**Exercise**
Copy each of the entries below faithfully, setting aside any pictures.

= = = = =

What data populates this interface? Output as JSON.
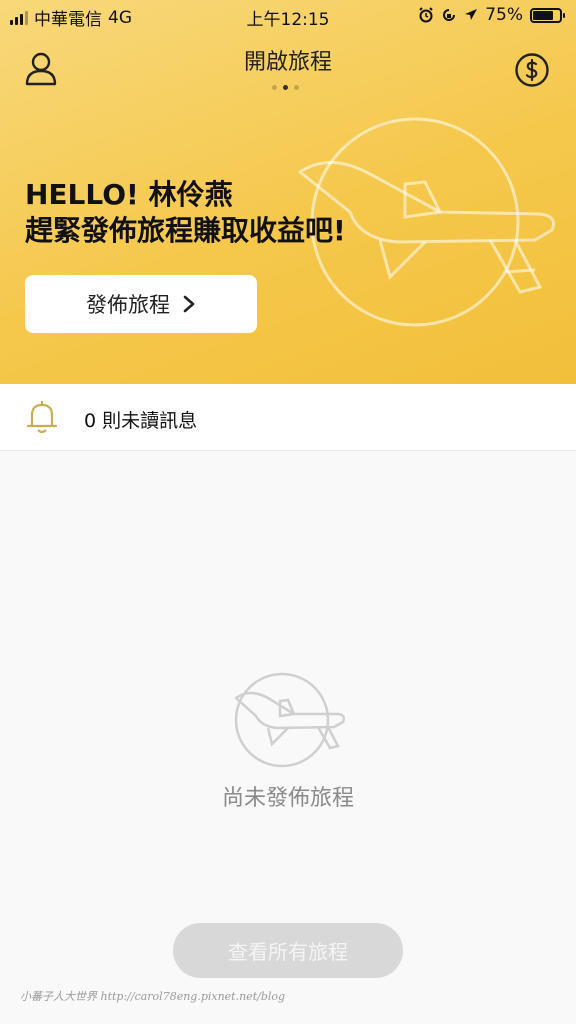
{
  "status_bar": {
    "carrier": "中華電信",
    "network": "4G",
    "time": "上午12:15",
    "battery": "75%"
  },
  "header": {
    "title": "開啟旅程",
    "page_count": 3,
    "active_page": 2
  },
  "hero": {
    "greeting_line1": "HELLO! 林伶燕",
    "greeting_line2": "趕緊發佈旅程賺取收益吧!",
    "publish_button_label": "發佈旅程",
    "background_color": "#f5c84c"
  },
  "notifications": {
    "unread_text": "0 則未讀訊息",
    "bell_color": "#c8ad52"
  },
  "empty_state": {
    "message": "尚未發佈旅程"
  },
  "footer": {
    "view_all_label": "查看所有旅程",
    "watermark": "小蕃子人大世界 http://carol78eng.pixnet.net/blog"
  }
}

= = = = =

**Response**
What data populates this interface? Output as JSON.
{
  "status_bar": {
    "carrier": "中華電信",
    "network": "4G",
    "time": "上午12:15",
    "battery": "75%"
  },
  "header": {
    "title": "開啟旅程",
    "page_count": 3,
    "active_page": 2
  },
  "hero": {
    "greeting_line1": "HELLO! 林伶燕",
    "greeting_line2": "趕緊發佈旅程賺取收益吧!",
    "publish_button_label": "發佈旅程",
    "background_color": "#f5c84c"
  },
  "notifications": {
    "unread_text": "0 則未讀訊息",
    "bell_color": "#c8ad52"
  },
  "empty_state": {
    "message": "尚未發佈旅程"
  },
  "footer": {
    "view_all_label": "查看所有旅程",
    "watermark": "小蕃子人大世界 http://carol78eng.pixnet.net/blog"
  }
}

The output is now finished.